* WORK INSTRUCTIONS: Below is a block of records; repeat all of them exactly.

* TASK MATERIAL:
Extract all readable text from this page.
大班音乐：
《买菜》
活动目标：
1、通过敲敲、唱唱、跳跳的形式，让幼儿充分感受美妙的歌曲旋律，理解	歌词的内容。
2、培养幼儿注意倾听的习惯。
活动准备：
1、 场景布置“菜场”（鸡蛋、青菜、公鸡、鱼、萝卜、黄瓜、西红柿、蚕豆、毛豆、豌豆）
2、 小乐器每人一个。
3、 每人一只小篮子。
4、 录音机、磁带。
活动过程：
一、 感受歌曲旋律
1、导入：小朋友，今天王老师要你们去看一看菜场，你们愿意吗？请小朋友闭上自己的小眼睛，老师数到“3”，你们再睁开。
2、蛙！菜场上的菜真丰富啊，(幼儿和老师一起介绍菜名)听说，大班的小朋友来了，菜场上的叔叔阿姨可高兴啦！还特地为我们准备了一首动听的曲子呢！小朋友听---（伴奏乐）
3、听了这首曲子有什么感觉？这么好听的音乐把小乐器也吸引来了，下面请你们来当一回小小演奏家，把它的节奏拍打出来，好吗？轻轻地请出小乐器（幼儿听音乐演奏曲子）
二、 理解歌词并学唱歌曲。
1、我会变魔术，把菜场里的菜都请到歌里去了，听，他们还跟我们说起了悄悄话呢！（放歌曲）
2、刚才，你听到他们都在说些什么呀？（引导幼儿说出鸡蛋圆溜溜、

* CORRECT OUTPUT:
Extract all readable text from this page.
大班音乐：
《买菜》
活动目标：
1、通过敲敲、唱唱、跳跳的形式，让幼儿充分感受美妙的歌曲旋律，理解	歌词的内容。
2、培养幼儿注意倾听的习惯。
活动准备：
1、 场景布置“菜场”（鸡蛋、青菜、公鸡、鱼、萝卜、黄瓜、西红柿、蚕豆、毛豆、豌豆）
2、 小乐器每人一个。
3、 每人一只小篮子。
4、 录音机、磁带。
活动过程：
一、 感受歌曲旋律
1、导入：小朋友，今天王老师要你们去看一看菜场，你们愿意吗？请小朋友闭上自己的小眼睛，老师数到“3”，你们再睁开。
2、蛙！菜场上的菜真丰富啊，(幼儿和老师一起介绍菜名)听说，大班的小朋友来了，菜场上的叔叔阿姨可高兴啦！还特地为我们准备了一首动听的曲子呢！小朋友听---（伴奏乐）
3、听了这首曲子有什么感觉？这么好听的音乐把小乐器也吸引来了，下面请你们来当一回小小演奏家，把它的节奏拍打出来，好吗？轻轻地请出小乐器（幼儿听音乐演奏曲子）
二、 理解歌词并学唱歌曲。
1、我会变魔术，把菜场里的菜都请到歌里去了，听，他们还跟我们说起了悄悄话呢！（放歌曲）
2、刚才，你听到他们都在说些什么呀？（引导幼儿说出鸡蛋圆溜溜、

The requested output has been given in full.